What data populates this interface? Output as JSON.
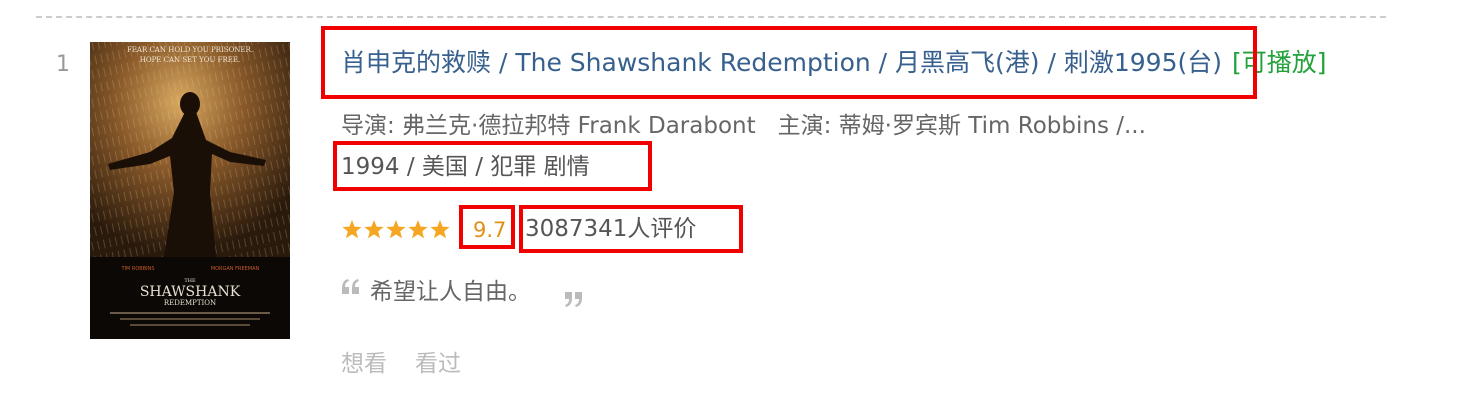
{
  "item": {
    "rank": "1",
    "poster": {
      "tagline_line1": "FEAR CAN HOLD YOU PRISONER.",
      "tagline_line2": "HOPE CAN SET YOU FREE.",
      "cast_left": "TIM ROBBINS",
      "cast_right": "MORGAN FREEMAN",
      "title_the": "THE",
      "title_main": "SHAWSHANK",
      "title_sub": "REDEMPTION"
    },
    "title": {
      "main": "肖申克的救赎",
      "sep1": " / ",
      "english": "The Shawshank Redemption",
      "sep2": " / ",
      "other": "月黑高飞(港) / 刺激1995(台)",
      "playable": "[可播放]"
    },
    "credits": {
      "director": "导演: 弗兰克·德拉邦特 Frank Darabont",
      "cast": "主演: 蒂姆·罗宾斯 Tim Robbins /..."
    },
    "meta": "1994 / 美国 / 犯罪 剧情",
    "rating": {
      "stars": 5,
      "score": "9.7",
      "votes": "3087341人评价"
    },
    "quote": "希望让人自由。",
    "actions": {
      "want": "想看",
      "seen": "看过"
    }
  },
  "colors": {
    "link": "#37608e",
    "playable": "#23a23c",
    "score": "#e09015",
    "star": "#f5a623",
    "highlight": "#f00000"
  }
}
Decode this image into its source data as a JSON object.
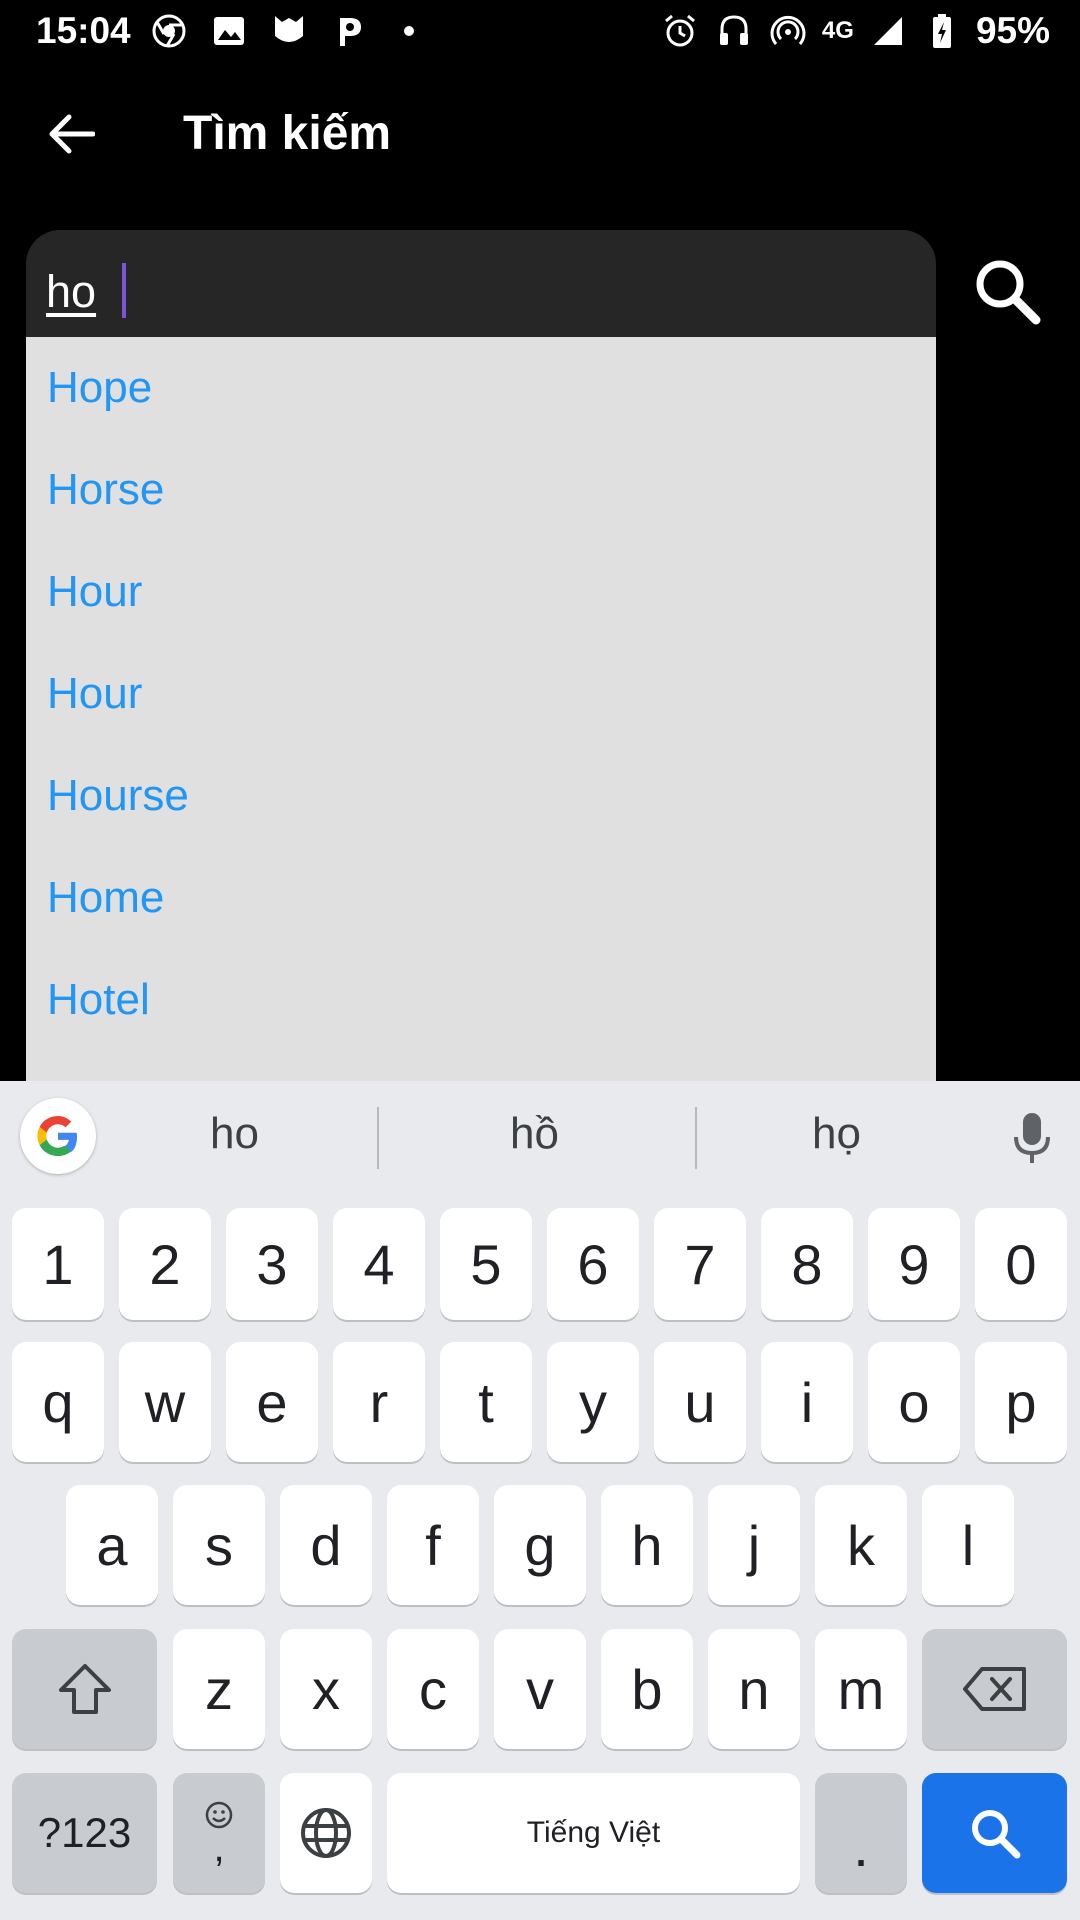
{
  "status_bar": {
    "time": "15:04",
    "network": "4G",
    "battery": "95%",
    "left_icons": [
      "chrome-icon",
      "gallery-icon",
      "shield-app-icon",
      "p-app-icon",
      "dot-icon"
    ],
    "right_icons": [
      "alarm-icon",
      "headset-icon",
      "hotspot-icon",
      "signal-icon",
      "battery-icon"
    ]
  },
  "app_bar": {
    "title": "Tìm kiếm"
  },
  "search": {
    "value": "ho"
  },
  "suggestions": [
    "Hope",
    "Horse",
    "Hour",
    "Hour",
    "Hourse",
    "Home",
    "Hotel"
  ],
  "keyboard": {
    "suggestions": [
      "ho",
      "hồ",
      "họ"
    ],
    "row_numbers": [
      "1",
      "2",
      "3",
      "4",
      "5",
      "6",
      "7",
      "8",
      "9",
      "0"
    ],
    "row1": [
      "q",
      "w",
      "e",
      "r",
      "t",
      "y",
      "u",
      "i",
      "o",
      "p"
    ],
    "row2": [
      "a",
      "s",
      "d",
      "f",
      "g",
      "h",
      "j",
      "k",
      "l"
    ],
    "row3": [
      "z",
      "x",
      "c",
      "v",
      "b",
      "n",
      "m"
    ],
    "symbols_label": "?123",
    "comma_label": ",",
    "space_label": "Tiếng Việt",
    "period_label": ".",
    "accent_color": "#1a73e8"
  },
  "colors": {
    "suggestion_text": "#2196f3",
    "suggestion_bg": "#e0e0e0",
    "search_bg": "#262626",
    "caret": "#7b55d8"
  }
}
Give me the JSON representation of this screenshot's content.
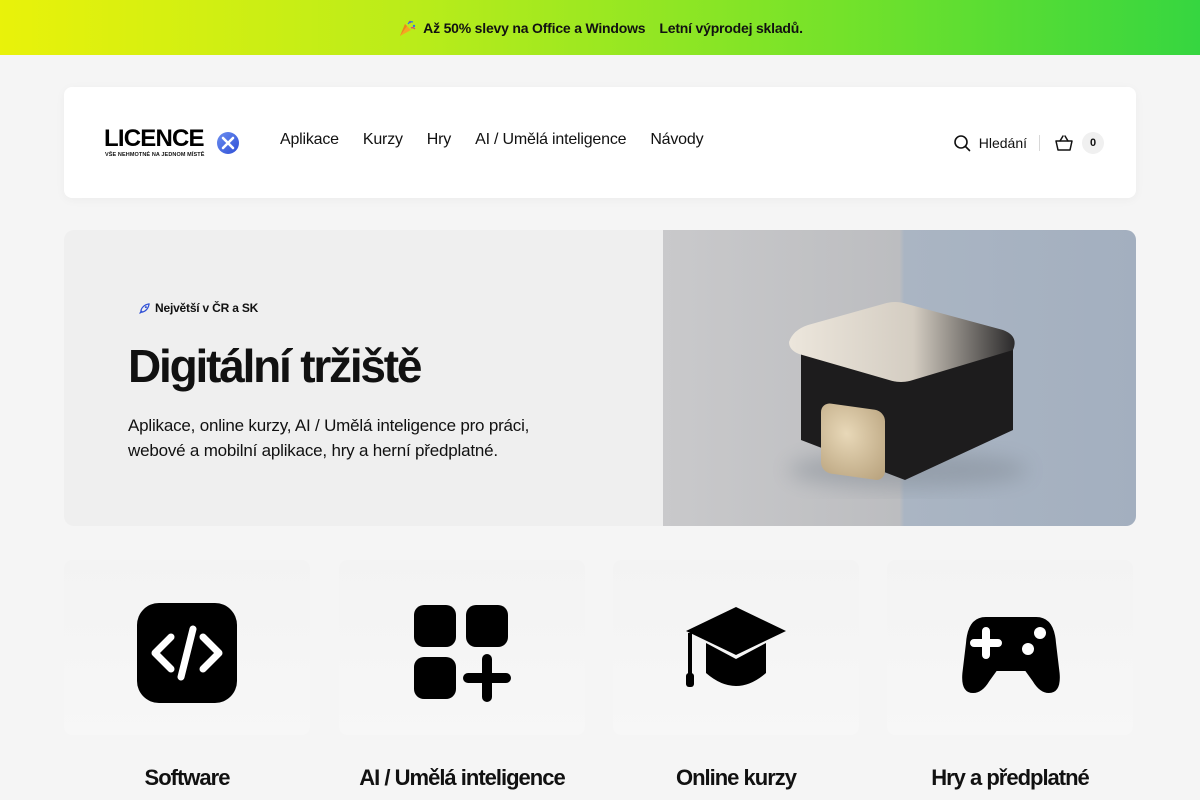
{
  "promo": {
    "offer": "Až 50% slevy na Office a Windows",
    "sale": "Letní výprodej skladů."
  },
  "header": {
    "logo": {
      "word": "LICENCE",
      "tagline": "VŠE NEHMOTNÉ NA JEDNOM MÍSTĚ"
    },
    "nav": [
      "Aplikace",
      "Kurzy",
      "Hry",
      "AI / Umělá inteligence",
      "Návody"
    ],
    "search_label": "Hledání",
    "cart_count": "0"
  },
  "hero": {
    "badge": "Největší v ČR a SK",
    "title": "Digitální tržiště",
    "description": "Aplikace, online kurzy, AI / Umělá inteligence pro práci, webové a mobilní aplikace, hry a herní předplatné."
  },
  "categories": [
    {
      "label": "Software",
      "icon": "code-icon"
    },
    {
      "label": "AI / Umělá inteligence",
      "icon": "apps-add-icon"
    },
    {
      "label": "Online kurzy",
      "icon": "graduation-cap-icon"
    },
    {
      "label": "Hry a předplatné",
      "icon": "gamepad-icon"
    }
  ]
}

• • •

* Work instructions
Write the listing out a second time exactly, dropping all images.

* Written response
What data populates this interface? Output as JSON.
{
  "item": {
    "rank": "1",
    "poster": {
      "tagline_line1": "FEAR CAN HOLD YOU PRISONER.",
      "tagline_line2": "HOPE CAN SET YOU FREE.",
      "cast_left": "TIM ROBBINS",
      "cast_right": "MORGAN FREEMAN",
      "title_the": "THE",
      "title_main": "SHAWSHANK",
      "title_sub": "REDEMPTION"
    },
    "title": {
      "main": "肖申克的救赎",
      "sep1": " / ",
      "english": "The Shawshank Redemption",
      "sep2": " / ",
      "other": "月黑高飞(港) / 刺激1995(台)",
      "playable": "[可播放]"
    },
    "credits": {
      "director": "导演: 弗兰克·德拉邦特 Frank Darabont",
      "cast": "主演: 蒂姆·罗宾斯 Tim Robbins /..."
    },
    "meta": "1994 / 美国 / 犯罪 剧情",
    "rating": {
      "stars": 5,
      "score": "9.7",
      "votes": "3087341人评价"
    },
    "quote": "希望让人自由。",
    "actions": {
      "want": "想看",
      "seen": "看过"
    }
  },
  "colors": {
    "link": "#37608e",
    "playable": "#23a23c",
    "score": "#e09015",
    "star": "#f5a623",
    "highlight": "#f00000"
  }
}
Decode this image into its source data as a JSON object.
{
  "status_bar": {
    "time": "15:04",
    "network": "4G",
    "battery": "95%",
    "left_icons": [
      "chrome-icon",
      "gallery-icon",
      "shield-app-icon",
      "p-app-icon",
      "dot-icon"
    ],
    "right_icons": [
      "alarm-icon",
      "headset-icon",
      "hotspot-icon",
      "signal-icon",
      "battery-icon"
    ]
  },
  "app_bar": {
    "title": "Tìm kiếm"
  },
  "search": {
    "value": "ho"
  },
  "suggestions": [
    "Hope",
    "Horse",
    "Hour",
    "Hour",
    "Hourse",
    "Home",
    "Hotel"
  ],
  "keyboard": {
    "suggestions": [
      "ho",
      "hồ",
      "họ"
    ],
    "row_numbers": [
      "1",
      "2",
      "3",
      "4",
      "5",
      "6",
      "7",
      "8",
      "9",
      "0"
    ],
    "row1": [
      "q",
      "w",
      "e",
      "r",
      "t",
      "y",
      "u",
      "i",
      "o",
      "p"
    ],
    "row2": [
      "a",
      "s",
      "d",
      "f",
      "g",
      "h",
      "j",
      "k",
      "l"
    ],
    "row3": [
      "z",
      "x",
      "c",
      "v",
      "b",
      "n",
      "m"
    ],
    "symbols_label": "?123",
    "comma_label": ",",
    "space_label": "Tiếng Việt",
    "period_label": ".",
    "accent_color": "#1a73e8"
  },
  "colors": {
    "suggestion_text": "#2196f3",
    "suggestion_bg": "#e0e0e0",
    "search_bg": "#262626",
    "caret": "#7b55d8"
  }
}
Give me the JSON representation of this screenshot's content.
{
  "promo": {
    "offer": "Až 50% slevy na Office a Windows",
    "sale": "Letní výprodej skladů."
  },
  "header": {
    "logo": {
      "word": "LICENCE",
      "tagline": "VŠE NEHMOTNÉ NA JEDNOM MÍSTĚ"
    },
    "nav": [
      "Aplikace",
      "Kurzy",
      "Hry",
      "AI / Umělá inteligence",
      "Návody"
    ],
    "search_label": "Hledání",
    "cart_count": "0"
  },
  "hero": {
    "badge": "Největší v ČR a SK",
    "title": "Digitální tržiště",
    "description": "Aplikace, online kurzy, AI / Umělá inteligence pro práci, webové a mobilní aplikace, hry a herní předplatné."
  },
  "categories": [
    {
      "label": "Software",
      "icon": "code-icon"
    },
    {
      "label": "AI / Umělá inteligence",
      "icon": "apps-add-icon"
    },
    {
      "label": "Online kurzy",
      "icon": "graduation-cap-icon"
    },
    {
      "label": "Hry a předplatné",
      "icon": "gamepad-icon"
    }
  ]
}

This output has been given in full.